→ **Exercise directions**:
Each entry that follows must be output without any deviation.

>> begin Data for this task

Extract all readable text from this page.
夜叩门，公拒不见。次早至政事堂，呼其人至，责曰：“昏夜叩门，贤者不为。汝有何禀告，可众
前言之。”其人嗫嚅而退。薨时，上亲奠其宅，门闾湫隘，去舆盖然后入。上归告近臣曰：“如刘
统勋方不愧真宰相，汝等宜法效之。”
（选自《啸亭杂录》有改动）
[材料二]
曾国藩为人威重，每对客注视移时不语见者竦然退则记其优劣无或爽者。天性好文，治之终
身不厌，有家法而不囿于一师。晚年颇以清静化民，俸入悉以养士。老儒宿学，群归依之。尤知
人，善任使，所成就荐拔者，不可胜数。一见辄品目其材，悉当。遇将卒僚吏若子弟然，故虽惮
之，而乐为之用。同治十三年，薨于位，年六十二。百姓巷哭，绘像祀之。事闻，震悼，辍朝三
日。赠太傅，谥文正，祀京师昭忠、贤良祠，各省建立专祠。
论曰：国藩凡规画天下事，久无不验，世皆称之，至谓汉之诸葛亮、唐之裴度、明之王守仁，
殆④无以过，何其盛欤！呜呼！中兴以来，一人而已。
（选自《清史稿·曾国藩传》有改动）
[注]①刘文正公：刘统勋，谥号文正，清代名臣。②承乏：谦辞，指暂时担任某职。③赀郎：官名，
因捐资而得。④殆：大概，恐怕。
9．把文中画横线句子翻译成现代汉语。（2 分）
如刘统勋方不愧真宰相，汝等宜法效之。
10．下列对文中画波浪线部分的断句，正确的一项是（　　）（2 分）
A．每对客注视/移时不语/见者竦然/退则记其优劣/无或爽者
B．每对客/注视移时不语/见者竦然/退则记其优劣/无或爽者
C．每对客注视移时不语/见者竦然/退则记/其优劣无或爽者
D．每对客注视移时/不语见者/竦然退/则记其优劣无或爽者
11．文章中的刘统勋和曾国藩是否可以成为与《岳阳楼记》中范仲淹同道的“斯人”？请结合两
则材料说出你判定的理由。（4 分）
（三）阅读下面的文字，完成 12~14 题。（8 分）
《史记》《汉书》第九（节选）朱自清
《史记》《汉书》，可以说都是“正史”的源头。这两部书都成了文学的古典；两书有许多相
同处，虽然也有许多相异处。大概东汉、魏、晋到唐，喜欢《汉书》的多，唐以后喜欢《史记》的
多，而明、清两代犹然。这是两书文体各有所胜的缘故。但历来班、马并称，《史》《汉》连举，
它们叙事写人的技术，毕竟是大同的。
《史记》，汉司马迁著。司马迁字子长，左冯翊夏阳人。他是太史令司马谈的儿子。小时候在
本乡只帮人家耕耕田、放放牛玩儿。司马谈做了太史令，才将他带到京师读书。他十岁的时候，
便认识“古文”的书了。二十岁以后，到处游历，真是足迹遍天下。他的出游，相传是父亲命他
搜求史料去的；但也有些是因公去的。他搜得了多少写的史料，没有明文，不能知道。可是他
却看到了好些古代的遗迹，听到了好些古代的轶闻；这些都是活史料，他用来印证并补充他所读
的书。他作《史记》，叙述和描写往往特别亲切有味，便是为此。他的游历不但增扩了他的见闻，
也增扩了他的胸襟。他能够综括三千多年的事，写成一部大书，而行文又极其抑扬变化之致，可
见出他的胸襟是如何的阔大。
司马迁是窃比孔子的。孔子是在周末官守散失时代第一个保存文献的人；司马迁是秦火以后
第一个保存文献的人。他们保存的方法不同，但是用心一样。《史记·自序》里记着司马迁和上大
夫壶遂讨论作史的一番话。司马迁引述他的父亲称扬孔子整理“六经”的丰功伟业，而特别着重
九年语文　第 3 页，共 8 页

>> end Data for this task

→ **Task result**:
Extract all readable text from this page.
夜叩门，公拒不见。次早至政事堂，呼其人至，责曰：“昏夜叩门，贤者不为。汝有何禀告，可众
前言之。”其人嗫嚅而退。薨时，上亲奠其宅，门闾湫隘，去舆盖然后入。上归告近臣曰：“如刘
统勋方不愧真宰相，汝等宜法效之。”
（选自《啸亭杂录》有改动）
[材料二]
曾国藩为人威重，每对客注视移时不语见者竦然退则记其优劣无或爽者。天性好文，治之终
身不厌，有家法而不囿于一师。晚年颇以清静化民，俸入悉以养士。老儒宿学，群归依之。尤知
人，善任使，所成就荐拔者，不可胜数。一见辄品目其材，悉当。遇将卒僚吏若子弟然，故虽惮
之，而乐为之用。同治十三年，薨于位，年六十二。百姓巷哭，绘像祀之。事闻，震悼，辍朝三
日。赠太傅，谥文正，祀京师昭忠、贤良祠，各省建立专祠。
论曰：国藩凡规画天下事，久无不验，世皆称之，至谓汉之诸葛亮、唐之裴度、明之王守仁，
殆④无以过，何其盛欤！呜呼！中兴以来，一人而已。
（选自《清史稿·曾国藩传》有改动）
[注]①刘文正公：刘统勋，谥号文正，清代名臣。②承乏：谦辞，指暂时担任某职。③赀郎：官名，
因捐资而得。④殆：大概，恐怕。
9．把文中画横线句子翻译成现代汉语。（2 分）
如刘统勋方不愧真宰相，汝等宜法效之。
10．下列对文中画波浪线部分的断句，正确的一项是（　　）（2 分）
A．每对客注视/移时不语/见者竦然/退则记其优劣/无或爽者
B．每对客/注视移时不语/见者竦然/退则记其优劣/无或爽者
C．每对客注视移时不语/见者竦然/退则记/其优劣无或爽者
D．每对客注视移时/不语见者/竦然退/则记其优劣无或爽者
11．文章中的刘统勋和曾国藩是否可以成为与《岳阳楼记》中范仲淹同道的“斯人”？请结合两
则材料说出你判定的理由。（4 分）
（三）阅读下面的文字，完成 12~14 题。（8 分）
《史记》《汉书》第九（节选）朱自清
《史记》《汉书》，可以说都是“正史”的源头。这两部书都成了文学的古典；两书有许多相
同处，虽然也有许多相异处。大概东汉、魏、晋到唐，喜欢《汉书》的多，唐以后喜欢《史记》的
多，而明、清两代犹然。这是两书文体各有所胜的缘故。但历来班、马并称，《史》《汉》连举，
它们叙事写人的技术，毕竟是大同的。
《史记》，汉司马迁著。司马迁字子长，左冯翊夏阳人。他是太史令司马谈的儿子。小时候在
本乡只帮人家耕耕田、放放牛玩儿。司马谈做了太史令，才将他带到京师读书。他十岁的时候，
便认识“古文”的书了。二十岁以后，到处游历，真是足迹遍天下。他的出游，相传是父亲命他
搜求史料去的；但也有些是因公去的。他搜得了多少写的史料，没有明文，不能知道。可是他
却看到了好些古代的遗迹，听到了好些古代的轶闻；这些都是活史料，他用来印证并补充他所读
的书。他作《史记》，叙述和描写往往特别亲切有味，便是为此。他的游历不但增扩了他的见闻，
也增扩了他的胸襟。他能够综括三千多年的事，写成一部大书，而行文又极其抑扬变化之致，可
见出他的胸襟是如何的阔大。
司马迁是窃比孔子的。孔子是在周末官守散失时代第一个保存文献的人；司马迁是秦火以后
第一个保存文献的人。他们保存的方法不同，但是用心一样。《史记·自序》里记着司马迁和上大
夫壶遂讨论作史的一番话。司马迁引述他的父亲称扬孔子整理“六经”的丰功伟业，而特别着重
九年语文　第 3 页，共 8 页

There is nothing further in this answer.